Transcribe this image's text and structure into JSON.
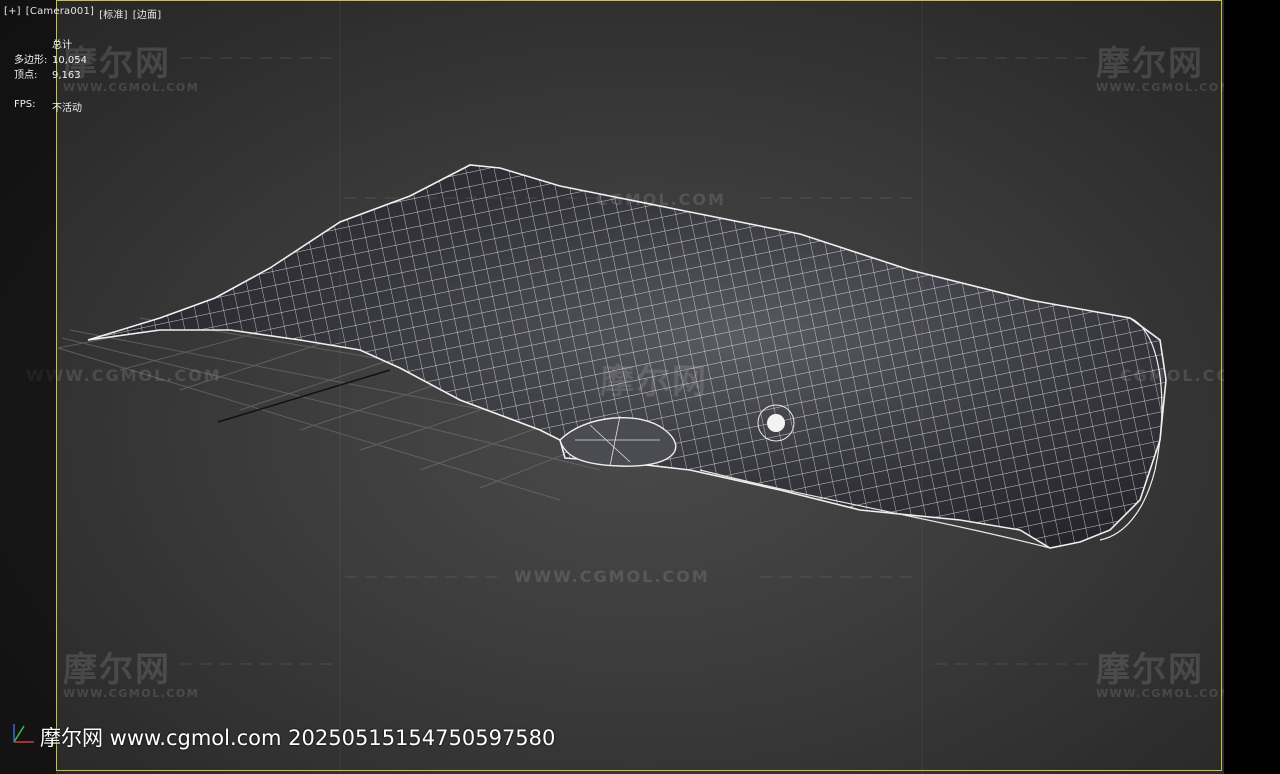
{
  "viewport": {
    "label_items": [
      "[+]",
      "[Camera001]",
      "[标准]",
      "[边面]"
    ]
  },
  "stats": {
    "header": "总计",
    "polygons_label": "多边形:",
    "polygons_value": "10,054",
    "vertices_label": "顶点:",
    "vertices_value": "9,163",
    "fps_label": "FPS:",
    "fps_value": "不活动"
  },
  "watermarks": {
    "logo_text": "摩尔网",
    "logo_sub": "WWW.CGMOL.COM",
    "url_text": "WWW.CGMOL.COM",
    "url_fragment": "CGMOL.COM",
    "footer": "摩尔网 www.cgmol.com 20250515154750597580"
  },
  "colors": {
    "safe_frame": "#c9c23a",
    "wire": "#e8e8e8",
    "mesh_fill": "#3c3c44"
  },
  "icons": {
    "axis_gizmo": "axis-tripod-icon"
  }
}
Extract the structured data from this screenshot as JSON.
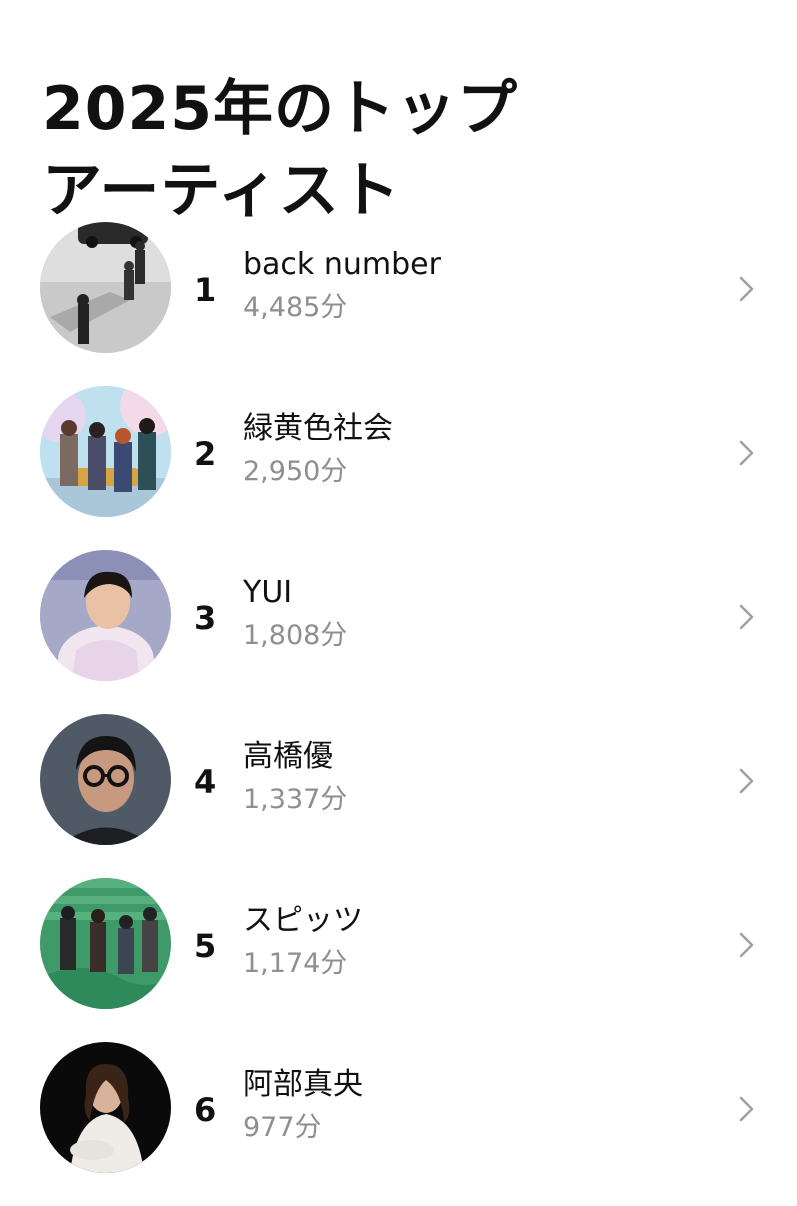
{
  "header": {
    "title_line1": "2025年のトップ",
    "title_line2": "アーティスト"
  },
  "artists": [
    {
      "rank": "1",
      "name": "back number",
      "minutes": "4,485分"
    },
    {
      "rank": "2",
      "name": "緑黄色社会",
      "minutes": "2,950分"
    },
    {
      "rank": "3",
      "name": "YUI",
      "minutes": "1,808分"
    },
    {
      "rank": "4",
      "name": "高橋優",
      "minutes": "1,337分"
    },
    {
      "rank": "5",
      "name": "スピッツ",
      "minutes": "1,174分"
    },
    {
      "rank": "6",
      "name": "阿部真央",
      "minutes": "977分"
    }
  ],
  "colors": {
    "text_primary": "#111111",
    "text_secondary": "#8e8e93",
    "chevron": "#a0a0a5",
    "background": "#ffffff"
  },
  "icons": {
    "row_chevron": "chevron-right-icon"
  }
}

_Stated exercise_. How many of these lines contain "JSON"? Write only the number.

_Completed exercise_. 2